-------- Provided records --------

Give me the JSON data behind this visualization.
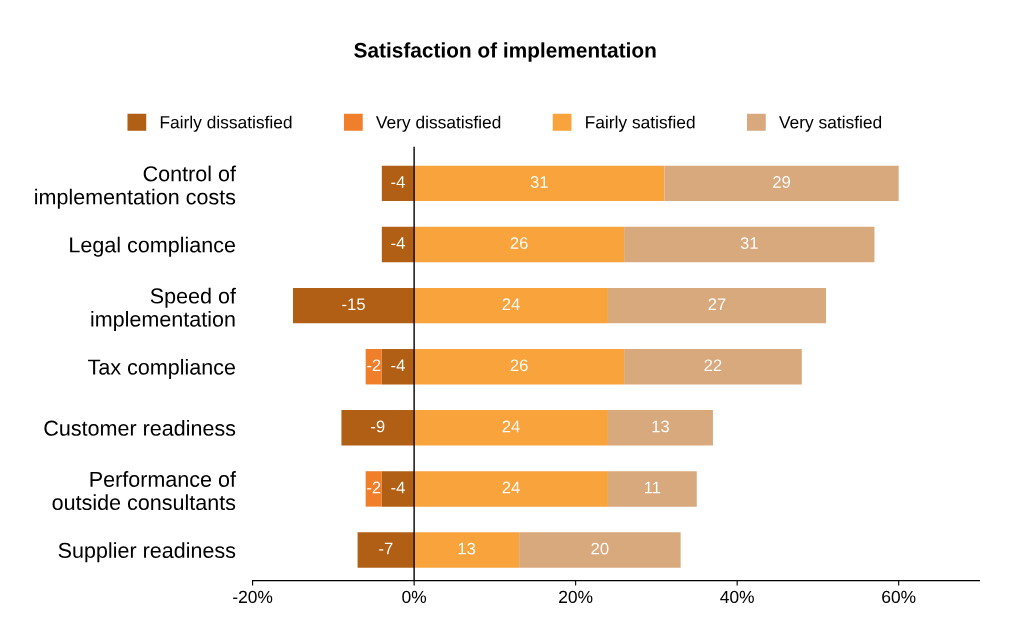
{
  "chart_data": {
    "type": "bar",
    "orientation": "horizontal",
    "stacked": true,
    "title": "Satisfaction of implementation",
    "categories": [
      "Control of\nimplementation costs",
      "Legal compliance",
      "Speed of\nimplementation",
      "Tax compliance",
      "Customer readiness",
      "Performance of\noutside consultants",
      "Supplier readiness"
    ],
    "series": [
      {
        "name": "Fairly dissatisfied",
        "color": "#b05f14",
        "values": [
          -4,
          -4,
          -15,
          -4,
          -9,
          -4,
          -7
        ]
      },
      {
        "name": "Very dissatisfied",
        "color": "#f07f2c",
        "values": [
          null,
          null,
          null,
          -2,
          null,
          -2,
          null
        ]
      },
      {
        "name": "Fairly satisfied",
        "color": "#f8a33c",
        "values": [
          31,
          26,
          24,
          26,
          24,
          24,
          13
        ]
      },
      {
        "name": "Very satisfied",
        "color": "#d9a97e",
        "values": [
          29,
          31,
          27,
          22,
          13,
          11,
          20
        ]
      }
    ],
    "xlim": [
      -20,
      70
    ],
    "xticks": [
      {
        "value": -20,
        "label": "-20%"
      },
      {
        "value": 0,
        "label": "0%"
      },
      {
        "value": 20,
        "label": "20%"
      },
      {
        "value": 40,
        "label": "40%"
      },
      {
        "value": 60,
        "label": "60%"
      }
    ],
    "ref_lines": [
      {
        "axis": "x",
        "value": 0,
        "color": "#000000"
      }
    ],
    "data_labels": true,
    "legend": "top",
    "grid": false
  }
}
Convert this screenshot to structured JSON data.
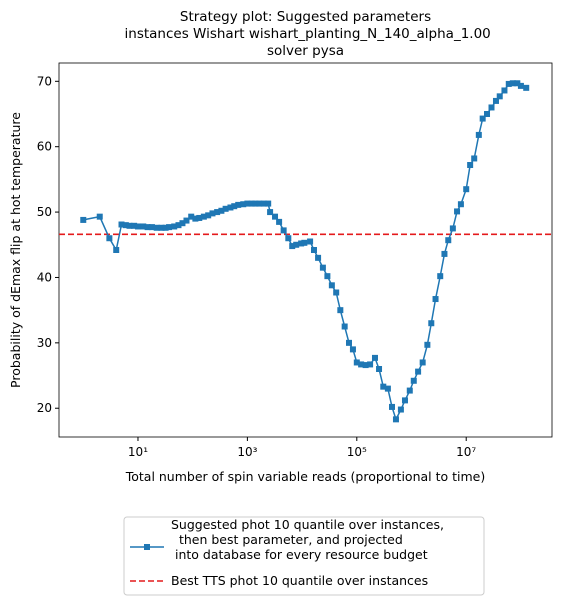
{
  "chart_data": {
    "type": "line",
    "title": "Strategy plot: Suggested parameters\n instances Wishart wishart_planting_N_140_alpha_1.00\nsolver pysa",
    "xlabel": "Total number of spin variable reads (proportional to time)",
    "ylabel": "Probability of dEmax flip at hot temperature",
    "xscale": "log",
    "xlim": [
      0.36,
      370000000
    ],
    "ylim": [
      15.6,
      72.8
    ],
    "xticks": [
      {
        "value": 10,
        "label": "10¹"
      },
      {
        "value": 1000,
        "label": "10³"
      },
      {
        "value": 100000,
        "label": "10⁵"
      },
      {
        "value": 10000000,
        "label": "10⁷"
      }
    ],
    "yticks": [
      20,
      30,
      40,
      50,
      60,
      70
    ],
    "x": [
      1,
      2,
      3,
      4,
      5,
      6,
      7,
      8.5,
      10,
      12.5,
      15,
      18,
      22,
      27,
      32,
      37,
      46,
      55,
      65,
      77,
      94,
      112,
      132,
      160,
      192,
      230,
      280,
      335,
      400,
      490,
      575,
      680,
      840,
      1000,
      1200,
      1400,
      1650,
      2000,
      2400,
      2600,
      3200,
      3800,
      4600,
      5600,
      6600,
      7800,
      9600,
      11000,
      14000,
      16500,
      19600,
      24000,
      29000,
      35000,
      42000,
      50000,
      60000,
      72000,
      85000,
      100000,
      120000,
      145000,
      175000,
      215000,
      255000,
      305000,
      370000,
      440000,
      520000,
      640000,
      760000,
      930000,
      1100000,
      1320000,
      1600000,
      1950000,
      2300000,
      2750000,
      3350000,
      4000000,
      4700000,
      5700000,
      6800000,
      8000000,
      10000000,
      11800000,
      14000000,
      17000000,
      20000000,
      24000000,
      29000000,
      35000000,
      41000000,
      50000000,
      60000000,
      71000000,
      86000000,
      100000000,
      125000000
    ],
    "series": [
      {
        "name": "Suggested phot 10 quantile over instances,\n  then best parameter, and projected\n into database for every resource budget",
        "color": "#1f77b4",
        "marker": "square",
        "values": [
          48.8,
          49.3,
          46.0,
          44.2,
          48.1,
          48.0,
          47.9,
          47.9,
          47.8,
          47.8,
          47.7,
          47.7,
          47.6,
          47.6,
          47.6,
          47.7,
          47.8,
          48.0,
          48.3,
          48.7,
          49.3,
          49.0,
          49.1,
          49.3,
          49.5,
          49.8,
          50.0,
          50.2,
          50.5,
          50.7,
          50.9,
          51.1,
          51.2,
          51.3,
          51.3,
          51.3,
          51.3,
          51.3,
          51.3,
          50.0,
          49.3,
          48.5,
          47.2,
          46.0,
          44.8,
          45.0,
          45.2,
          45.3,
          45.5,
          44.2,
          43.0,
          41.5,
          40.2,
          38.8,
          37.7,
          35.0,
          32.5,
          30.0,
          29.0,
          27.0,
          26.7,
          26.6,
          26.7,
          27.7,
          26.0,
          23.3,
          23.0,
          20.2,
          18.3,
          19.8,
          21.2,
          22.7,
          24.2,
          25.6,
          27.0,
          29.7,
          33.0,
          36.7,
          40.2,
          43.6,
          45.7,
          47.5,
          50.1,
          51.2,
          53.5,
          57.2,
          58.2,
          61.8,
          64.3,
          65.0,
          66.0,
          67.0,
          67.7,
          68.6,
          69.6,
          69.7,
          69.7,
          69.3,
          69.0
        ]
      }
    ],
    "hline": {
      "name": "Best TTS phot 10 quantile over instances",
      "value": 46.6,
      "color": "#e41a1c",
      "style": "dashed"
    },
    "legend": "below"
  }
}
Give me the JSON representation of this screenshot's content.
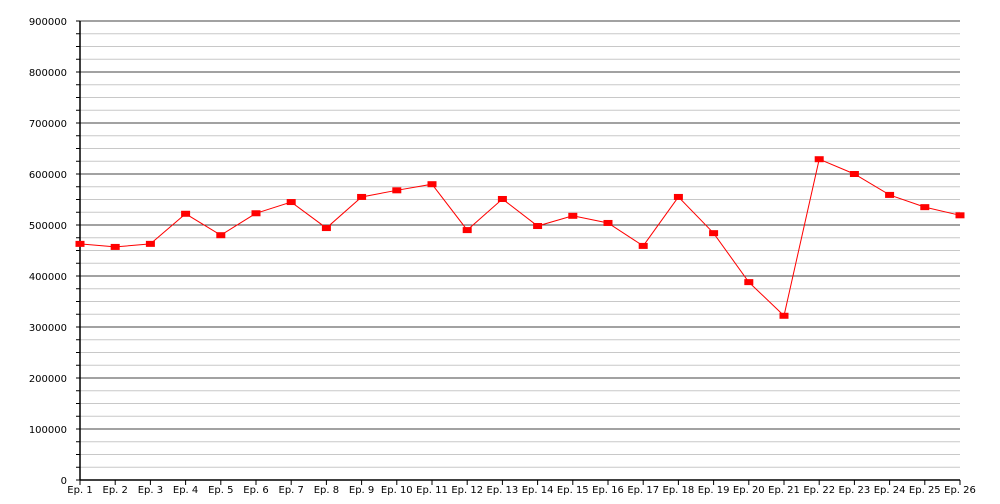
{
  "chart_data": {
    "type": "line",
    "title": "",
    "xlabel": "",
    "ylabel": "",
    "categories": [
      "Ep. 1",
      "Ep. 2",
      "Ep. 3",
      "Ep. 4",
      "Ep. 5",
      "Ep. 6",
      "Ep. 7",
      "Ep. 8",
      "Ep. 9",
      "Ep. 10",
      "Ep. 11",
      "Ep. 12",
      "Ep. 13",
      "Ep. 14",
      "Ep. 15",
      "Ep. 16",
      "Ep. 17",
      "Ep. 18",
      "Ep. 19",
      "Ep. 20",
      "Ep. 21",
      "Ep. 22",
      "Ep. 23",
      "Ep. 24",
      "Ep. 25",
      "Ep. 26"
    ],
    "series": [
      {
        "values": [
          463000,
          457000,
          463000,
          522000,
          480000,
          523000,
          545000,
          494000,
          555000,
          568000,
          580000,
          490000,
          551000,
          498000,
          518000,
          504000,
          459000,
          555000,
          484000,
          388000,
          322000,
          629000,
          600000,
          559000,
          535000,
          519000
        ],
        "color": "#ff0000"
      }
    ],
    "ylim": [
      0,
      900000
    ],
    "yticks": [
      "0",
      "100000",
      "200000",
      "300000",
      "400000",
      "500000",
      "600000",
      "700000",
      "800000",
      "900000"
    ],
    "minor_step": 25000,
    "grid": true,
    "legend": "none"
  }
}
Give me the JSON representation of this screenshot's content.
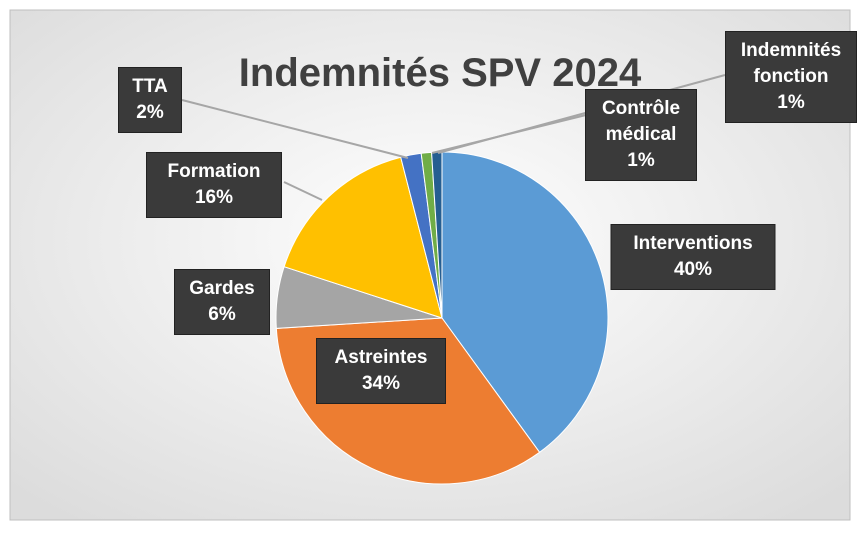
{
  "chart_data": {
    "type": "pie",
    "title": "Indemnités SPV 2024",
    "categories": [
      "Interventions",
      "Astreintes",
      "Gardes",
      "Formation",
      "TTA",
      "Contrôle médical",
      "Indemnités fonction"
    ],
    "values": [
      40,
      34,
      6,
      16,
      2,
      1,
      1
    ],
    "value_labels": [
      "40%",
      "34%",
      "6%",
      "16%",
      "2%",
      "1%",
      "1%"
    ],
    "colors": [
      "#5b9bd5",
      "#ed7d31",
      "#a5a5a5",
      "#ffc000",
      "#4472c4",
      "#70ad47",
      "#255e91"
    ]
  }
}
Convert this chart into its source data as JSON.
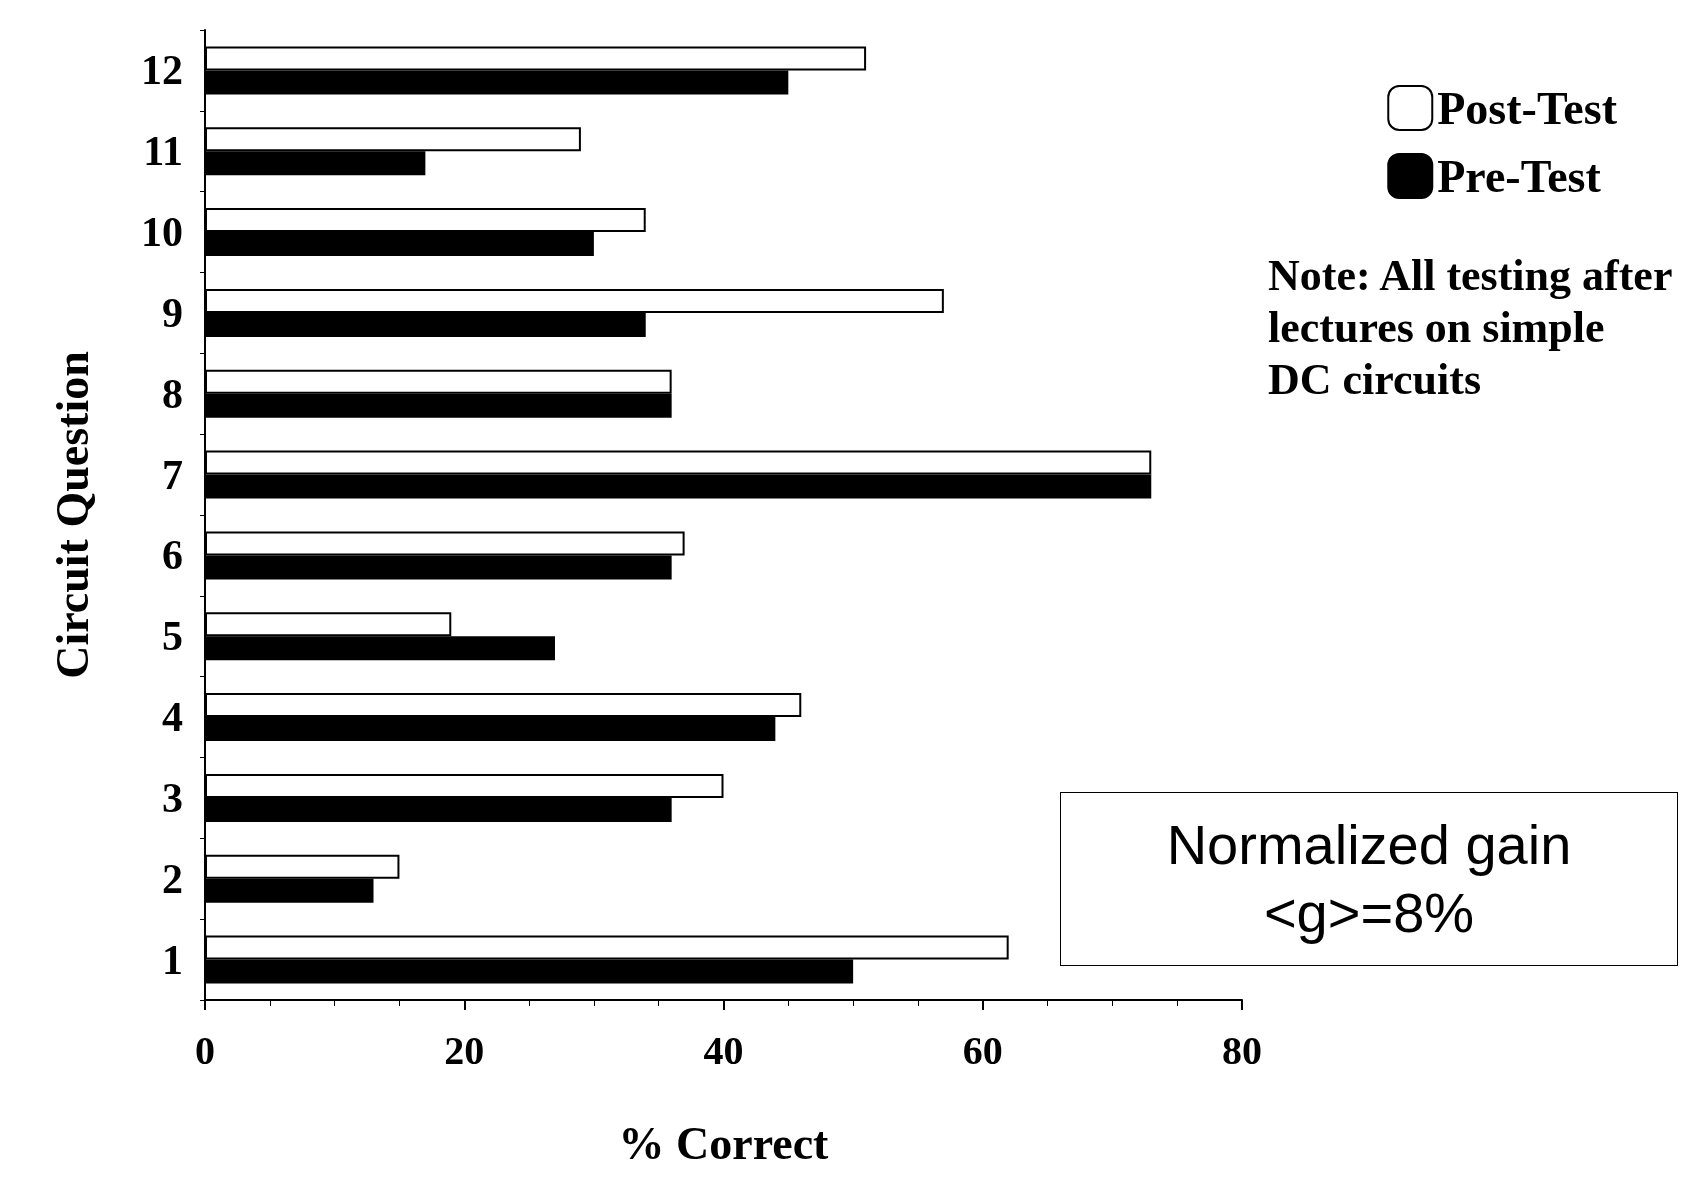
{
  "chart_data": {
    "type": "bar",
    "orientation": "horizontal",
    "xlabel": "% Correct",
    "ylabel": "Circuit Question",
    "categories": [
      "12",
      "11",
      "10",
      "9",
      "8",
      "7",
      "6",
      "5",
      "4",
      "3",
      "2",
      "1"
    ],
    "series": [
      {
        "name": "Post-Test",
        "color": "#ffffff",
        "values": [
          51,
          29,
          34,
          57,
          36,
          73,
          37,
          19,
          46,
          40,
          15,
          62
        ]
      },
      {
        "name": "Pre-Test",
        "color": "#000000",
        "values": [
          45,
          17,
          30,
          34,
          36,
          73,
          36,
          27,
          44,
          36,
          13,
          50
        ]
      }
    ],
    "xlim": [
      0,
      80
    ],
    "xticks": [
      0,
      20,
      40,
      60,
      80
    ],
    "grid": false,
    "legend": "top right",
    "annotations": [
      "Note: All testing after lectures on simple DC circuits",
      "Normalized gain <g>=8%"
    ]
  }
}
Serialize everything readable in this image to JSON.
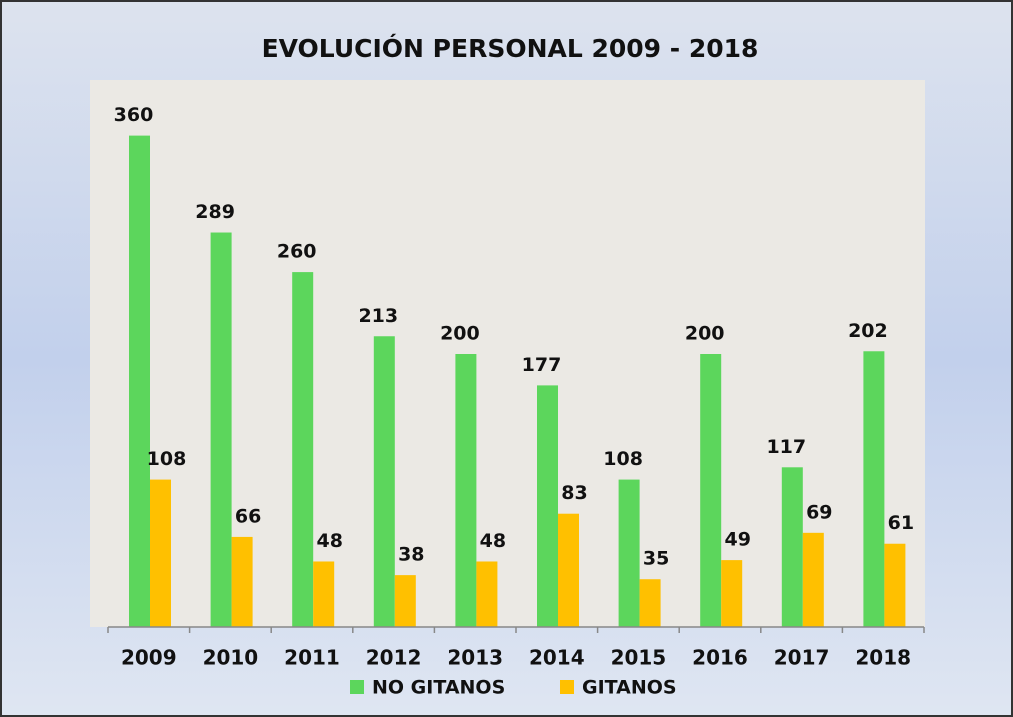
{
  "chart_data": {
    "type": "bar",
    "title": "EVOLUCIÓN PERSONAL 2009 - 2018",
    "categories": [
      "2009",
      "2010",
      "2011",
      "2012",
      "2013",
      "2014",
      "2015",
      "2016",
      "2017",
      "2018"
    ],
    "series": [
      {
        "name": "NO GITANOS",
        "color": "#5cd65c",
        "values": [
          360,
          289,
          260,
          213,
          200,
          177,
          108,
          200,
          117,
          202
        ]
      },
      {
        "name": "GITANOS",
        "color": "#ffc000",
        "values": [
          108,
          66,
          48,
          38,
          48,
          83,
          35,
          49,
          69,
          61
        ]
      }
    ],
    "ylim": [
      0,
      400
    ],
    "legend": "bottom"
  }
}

--------

[The exercise]
Only the number is wanted: how many lines in the preceding entries hold the string "readiness"?

[Correct result]
2